» **Entries shown**
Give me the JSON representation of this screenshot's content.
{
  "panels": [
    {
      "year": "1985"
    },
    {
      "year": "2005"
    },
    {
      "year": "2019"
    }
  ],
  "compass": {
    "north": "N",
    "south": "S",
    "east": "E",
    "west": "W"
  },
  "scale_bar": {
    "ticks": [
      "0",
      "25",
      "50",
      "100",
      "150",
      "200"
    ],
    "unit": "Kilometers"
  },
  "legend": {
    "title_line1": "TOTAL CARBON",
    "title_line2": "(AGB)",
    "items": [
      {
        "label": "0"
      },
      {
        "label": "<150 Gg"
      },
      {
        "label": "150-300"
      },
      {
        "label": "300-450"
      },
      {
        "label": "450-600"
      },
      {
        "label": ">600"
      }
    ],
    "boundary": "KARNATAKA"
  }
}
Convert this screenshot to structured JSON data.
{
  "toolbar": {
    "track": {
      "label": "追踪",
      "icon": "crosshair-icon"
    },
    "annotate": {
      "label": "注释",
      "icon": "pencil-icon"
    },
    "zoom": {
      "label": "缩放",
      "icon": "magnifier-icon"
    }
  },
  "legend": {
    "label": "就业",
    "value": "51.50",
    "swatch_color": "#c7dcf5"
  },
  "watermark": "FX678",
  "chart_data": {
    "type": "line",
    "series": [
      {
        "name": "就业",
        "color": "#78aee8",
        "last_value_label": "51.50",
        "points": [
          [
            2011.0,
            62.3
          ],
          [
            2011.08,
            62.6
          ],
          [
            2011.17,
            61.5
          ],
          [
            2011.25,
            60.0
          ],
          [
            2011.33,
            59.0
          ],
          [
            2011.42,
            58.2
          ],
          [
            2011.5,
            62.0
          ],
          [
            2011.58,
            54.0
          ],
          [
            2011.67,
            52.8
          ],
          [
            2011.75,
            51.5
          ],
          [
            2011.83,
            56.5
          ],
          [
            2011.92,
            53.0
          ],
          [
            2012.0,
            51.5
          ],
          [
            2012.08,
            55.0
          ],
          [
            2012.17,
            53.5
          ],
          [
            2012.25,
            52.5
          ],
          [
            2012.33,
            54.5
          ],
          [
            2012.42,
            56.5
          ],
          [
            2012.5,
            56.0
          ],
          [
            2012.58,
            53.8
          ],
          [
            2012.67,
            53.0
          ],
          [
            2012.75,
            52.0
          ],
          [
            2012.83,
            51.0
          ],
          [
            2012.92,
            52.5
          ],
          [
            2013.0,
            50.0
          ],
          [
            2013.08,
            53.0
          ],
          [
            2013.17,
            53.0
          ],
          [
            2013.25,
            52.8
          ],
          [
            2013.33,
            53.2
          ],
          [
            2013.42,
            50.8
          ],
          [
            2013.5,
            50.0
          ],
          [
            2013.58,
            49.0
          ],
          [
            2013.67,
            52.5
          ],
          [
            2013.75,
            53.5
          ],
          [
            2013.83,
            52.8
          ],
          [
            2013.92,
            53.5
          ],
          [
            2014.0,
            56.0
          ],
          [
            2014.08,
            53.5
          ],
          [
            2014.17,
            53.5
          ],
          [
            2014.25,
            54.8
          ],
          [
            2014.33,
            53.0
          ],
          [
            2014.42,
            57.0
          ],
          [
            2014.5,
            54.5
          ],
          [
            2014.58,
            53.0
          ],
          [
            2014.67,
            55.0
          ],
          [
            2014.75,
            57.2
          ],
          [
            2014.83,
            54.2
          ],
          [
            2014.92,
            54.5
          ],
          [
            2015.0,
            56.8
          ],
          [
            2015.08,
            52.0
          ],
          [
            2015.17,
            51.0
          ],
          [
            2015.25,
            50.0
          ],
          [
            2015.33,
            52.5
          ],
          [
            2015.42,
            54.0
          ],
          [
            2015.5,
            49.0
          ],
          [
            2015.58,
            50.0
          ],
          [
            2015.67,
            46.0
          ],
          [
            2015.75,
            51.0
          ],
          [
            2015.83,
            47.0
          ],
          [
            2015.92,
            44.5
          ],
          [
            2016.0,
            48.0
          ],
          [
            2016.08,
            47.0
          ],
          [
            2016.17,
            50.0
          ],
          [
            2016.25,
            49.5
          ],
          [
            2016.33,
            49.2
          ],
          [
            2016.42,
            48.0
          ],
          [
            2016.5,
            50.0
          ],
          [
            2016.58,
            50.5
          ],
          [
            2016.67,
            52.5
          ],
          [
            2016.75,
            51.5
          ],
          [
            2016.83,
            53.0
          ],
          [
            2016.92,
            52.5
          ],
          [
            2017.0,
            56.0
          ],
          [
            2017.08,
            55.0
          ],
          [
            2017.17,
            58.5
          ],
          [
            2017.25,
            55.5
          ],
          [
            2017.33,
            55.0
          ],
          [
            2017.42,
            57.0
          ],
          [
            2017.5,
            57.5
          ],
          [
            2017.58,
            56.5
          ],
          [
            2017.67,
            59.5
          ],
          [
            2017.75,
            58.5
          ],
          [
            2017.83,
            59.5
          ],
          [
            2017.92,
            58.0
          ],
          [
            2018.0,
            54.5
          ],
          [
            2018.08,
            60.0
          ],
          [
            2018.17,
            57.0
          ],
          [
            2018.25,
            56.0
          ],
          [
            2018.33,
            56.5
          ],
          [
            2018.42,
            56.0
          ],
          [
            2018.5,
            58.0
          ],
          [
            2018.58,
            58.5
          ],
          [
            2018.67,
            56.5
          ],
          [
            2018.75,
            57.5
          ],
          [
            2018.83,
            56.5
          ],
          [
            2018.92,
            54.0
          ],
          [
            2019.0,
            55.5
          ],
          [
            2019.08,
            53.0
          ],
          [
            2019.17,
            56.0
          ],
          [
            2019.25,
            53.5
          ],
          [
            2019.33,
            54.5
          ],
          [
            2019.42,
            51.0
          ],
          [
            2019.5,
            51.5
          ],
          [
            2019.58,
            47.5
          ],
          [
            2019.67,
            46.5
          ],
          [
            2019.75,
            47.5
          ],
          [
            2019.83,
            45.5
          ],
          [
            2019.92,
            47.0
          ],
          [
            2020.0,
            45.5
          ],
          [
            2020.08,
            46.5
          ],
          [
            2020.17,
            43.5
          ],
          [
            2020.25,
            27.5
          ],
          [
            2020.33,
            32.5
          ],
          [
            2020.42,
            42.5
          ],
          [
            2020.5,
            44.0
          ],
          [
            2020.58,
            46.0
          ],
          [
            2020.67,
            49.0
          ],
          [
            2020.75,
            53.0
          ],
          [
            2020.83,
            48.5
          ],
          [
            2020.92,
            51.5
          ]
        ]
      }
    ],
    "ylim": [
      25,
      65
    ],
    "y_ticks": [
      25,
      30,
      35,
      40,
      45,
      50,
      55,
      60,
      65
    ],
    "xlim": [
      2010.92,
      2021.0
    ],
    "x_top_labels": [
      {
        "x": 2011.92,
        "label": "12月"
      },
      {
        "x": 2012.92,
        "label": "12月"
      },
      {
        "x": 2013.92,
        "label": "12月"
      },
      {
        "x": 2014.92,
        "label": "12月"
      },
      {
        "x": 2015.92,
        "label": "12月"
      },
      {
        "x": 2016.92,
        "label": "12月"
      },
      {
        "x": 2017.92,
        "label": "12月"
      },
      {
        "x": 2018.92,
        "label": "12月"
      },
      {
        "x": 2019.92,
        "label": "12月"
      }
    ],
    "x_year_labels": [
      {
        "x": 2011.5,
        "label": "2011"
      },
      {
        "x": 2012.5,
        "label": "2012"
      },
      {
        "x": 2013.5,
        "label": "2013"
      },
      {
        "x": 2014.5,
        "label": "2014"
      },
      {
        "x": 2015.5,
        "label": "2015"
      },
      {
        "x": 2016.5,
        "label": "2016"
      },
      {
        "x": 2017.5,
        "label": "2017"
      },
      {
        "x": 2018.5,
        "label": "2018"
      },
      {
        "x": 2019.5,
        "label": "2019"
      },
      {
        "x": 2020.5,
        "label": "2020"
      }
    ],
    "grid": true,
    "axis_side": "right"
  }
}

» **Task requirements**
Using the listing above, show each line holding the string "icon".

» **Finished task**
      "icon": "crosshair-icon"
      "icon": "pencil-icon"
      "icon": "magnifier-icon"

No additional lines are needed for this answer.